— start —

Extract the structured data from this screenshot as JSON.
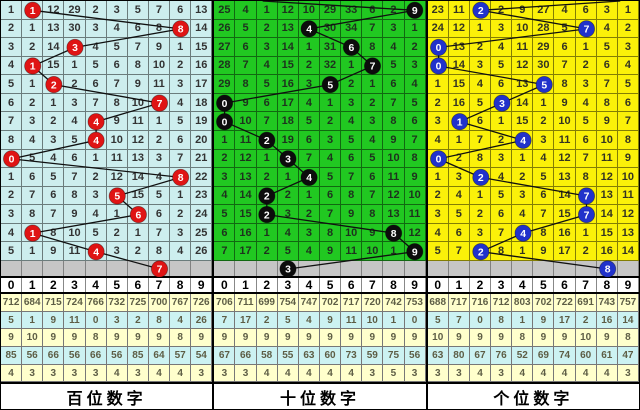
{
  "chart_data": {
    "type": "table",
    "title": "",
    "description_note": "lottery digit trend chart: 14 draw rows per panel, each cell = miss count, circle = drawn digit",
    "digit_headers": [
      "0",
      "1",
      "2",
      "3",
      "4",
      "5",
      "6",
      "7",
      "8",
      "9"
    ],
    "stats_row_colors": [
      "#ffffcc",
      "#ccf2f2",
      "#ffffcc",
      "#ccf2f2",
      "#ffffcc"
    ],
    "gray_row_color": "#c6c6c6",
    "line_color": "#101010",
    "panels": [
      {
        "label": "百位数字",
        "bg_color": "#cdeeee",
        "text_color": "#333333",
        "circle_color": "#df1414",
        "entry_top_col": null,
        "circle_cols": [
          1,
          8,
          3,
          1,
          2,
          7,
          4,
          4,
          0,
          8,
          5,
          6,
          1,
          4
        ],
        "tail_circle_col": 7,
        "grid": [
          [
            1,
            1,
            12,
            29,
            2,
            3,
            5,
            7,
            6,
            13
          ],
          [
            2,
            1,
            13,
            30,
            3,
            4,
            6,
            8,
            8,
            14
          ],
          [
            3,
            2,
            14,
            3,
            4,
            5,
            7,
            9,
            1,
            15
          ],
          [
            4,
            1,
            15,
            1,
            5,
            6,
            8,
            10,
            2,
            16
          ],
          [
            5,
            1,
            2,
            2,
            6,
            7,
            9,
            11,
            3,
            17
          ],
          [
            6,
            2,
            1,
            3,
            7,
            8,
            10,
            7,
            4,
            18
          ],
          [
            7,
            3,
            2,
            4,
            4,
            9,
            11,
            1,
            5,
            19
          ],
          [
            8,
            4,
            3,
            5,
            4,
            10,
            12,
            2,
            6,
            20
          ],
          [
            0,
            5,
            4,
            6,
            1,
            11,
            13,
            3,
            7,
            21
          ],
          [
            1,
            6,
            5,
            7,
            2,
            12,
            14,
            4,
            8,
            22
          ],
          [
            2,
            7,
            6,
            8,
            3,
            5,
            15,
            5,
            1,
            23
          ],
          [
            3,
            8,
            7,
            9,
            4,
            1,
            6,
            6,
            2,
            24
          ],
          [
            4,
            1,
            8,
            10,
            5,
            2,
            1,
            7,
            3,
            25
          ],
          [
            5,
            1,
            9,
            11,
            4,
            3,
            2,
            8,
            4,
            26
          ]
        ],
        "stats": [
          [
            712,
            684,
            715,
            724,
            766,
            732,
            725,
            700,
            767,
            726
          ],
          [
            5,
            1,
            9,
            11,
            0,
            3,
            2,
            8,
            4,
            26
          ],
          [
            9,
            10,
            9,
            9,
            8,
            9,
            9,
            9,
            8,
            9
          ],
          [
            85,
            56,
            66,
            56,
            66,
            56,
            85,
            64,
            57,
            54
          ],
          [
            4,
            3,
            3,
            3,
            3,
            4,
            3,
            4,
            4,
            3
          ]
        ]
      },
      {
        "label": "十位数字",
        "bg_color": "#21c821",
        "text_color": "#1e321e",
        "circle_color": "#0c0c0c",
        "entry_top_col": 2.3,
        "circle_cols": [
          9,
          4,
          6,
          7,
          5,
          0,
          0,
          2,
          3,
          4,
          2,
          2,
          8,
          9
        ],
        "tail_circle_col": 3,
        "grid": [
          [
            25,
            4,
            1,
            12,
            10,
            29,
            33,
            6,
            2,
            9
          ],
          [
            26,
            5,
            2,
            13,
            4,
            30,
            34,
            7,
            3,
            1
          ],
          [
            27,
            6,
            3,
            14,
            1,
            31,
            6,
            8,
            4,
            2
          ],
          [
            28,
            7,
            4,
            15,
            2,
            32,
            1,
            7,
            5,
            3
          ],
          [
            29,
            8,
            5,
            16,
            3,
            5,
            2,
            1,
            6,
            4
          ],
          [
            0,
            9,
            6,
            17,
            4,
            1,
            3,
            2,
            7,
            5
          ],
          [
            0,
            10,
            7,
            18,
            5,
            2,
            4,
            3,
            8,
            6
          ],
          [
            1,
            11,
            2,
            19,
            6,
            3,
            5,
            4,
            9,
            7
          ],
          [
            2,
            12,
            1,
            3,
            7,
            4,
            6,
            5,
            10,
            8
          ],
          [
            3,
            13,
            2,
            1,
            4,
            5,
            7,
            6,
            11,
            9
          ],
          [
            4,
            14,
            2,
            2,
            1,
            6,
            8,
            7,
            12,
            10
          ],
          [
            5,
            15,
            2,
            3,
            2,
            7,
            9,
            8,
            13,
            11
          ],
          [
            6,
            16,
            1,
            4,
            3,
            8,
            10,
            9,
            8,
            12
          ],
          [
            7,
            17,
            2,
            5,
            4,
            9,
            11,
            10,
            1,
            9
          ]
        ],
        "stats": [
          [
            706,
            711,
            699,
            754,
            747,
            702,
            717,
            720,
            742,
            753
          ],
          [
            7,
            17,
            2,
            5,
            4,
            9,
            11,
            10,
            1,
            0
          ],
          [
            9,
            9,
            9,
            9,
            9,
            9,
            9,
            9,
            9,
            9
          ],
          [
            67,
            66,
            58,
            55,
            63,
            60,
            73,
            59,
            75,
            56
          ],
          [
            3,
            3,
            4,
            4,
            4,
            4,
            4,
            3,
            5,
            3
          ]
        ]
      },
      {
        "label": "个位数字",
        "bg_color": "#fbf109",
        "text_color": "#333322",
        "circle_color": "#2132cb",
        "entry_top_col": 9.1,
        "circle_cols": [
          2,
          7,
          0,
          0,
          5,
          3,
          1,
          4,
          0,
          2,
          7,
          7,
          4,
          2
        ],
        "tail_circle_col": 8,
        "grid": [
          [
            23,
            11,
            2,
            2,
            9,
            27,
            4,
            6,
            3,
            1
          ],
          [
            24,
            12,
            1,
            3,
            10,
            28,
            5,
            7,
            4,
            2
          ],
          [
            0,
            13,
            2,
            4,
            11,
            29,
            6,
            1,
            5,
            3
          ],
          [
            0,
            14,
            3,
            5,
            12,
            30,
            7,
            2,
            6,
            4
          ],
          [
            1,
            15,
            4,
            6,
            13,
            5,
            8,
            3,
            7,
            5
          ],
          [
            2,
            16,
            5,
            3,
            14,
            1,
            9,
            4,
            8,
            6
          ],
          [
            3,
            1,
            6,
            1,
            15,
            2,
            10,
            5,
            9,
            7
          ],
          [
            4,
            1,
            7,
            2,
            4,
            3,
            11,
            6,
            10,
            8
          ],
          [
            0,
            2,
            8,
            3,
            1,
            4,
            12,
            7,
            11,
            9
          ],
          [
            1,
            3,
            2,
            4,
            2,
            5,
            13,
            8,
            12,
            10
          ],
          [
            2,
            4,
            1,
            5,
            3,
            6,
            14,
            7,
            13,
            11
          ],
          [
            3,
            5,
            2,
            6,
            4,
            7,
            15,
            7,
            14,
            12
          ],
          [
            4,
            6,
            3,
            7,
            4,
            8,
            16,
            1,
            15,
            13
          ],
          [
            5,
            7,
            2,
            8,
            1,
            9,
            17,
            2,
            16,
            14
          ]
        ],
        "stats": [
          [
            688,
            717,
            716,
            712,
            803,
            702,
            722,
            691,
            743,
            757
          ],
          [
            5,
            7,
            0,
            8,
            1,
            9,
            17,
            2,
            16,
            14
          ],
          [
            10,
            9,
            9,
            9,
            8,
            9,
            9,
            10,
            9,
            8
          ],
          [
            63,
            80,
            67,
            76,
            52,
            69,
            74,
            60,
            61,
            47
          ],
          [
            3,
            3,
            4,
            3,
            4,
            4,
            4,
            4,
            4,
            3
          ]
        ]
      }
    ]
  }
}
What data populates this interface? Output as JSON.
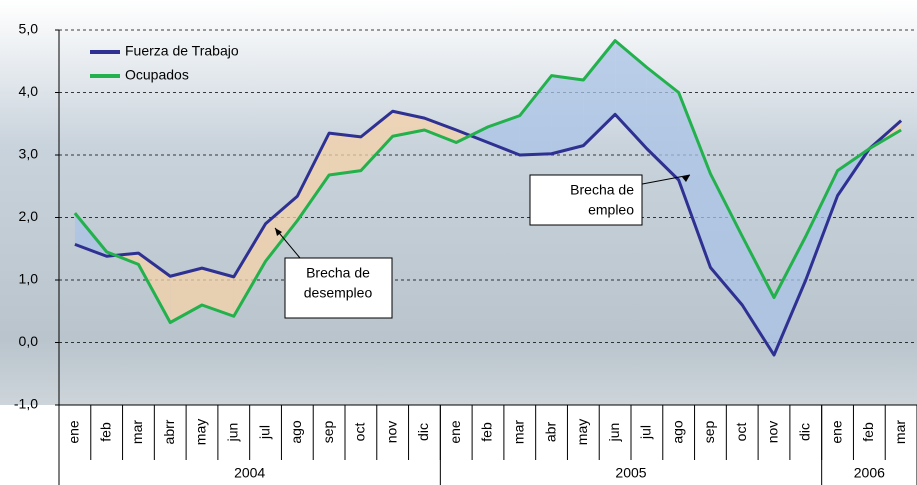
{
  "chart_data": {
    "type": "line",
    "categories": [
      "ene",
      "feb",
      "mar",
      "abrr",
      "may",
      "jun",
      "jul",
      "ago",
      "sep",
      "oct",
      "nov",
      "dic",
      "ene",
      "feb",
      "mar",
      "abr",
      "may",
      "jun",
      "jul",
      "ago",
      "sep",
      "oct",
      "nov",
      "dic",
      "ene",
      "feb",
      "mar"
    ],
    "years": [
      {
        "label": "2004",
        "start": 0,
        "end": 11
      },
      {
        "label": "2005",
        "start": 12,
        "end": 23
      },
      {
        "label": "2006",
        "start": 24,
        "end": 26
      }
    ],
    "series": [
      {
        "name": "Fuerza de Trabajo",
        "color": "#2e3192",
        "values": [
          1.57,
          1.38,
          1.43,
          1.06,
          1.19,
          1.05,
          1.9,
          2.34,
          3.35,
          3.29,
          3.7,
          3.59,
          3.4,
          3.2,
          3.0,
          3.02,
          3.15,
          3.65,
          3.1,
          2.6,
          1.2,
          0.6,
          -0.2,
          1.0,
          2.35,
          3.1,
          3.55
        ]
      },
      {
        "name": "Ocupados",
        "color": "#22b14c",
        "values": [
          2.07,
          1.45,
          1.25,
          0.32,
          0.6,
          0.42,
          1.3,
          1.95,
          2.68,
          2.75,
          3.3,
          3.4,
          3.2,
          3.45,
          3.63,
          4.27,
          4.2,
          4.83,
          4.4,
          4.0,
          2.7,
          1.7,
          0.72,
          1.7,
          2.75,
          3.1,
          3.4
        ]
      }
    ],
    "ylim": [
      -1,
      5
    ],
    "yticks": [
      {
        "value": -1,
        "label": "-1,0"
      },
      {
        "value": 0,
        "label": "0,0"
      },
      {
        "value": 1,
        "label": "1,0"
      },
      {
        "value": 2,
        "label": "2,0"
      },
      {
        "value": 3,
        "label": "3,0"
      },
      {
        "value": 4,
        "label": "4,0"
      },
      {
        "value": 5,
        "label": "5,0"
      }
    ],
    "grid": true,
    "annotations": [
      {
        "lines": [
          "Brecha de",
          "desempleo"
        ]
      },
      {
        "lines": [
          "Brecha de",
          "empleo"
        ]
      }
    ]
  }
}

— end —

▸ Required work: Only a number is wanted: how many lines of the material include the word "JSON".

▸ Correct result: 2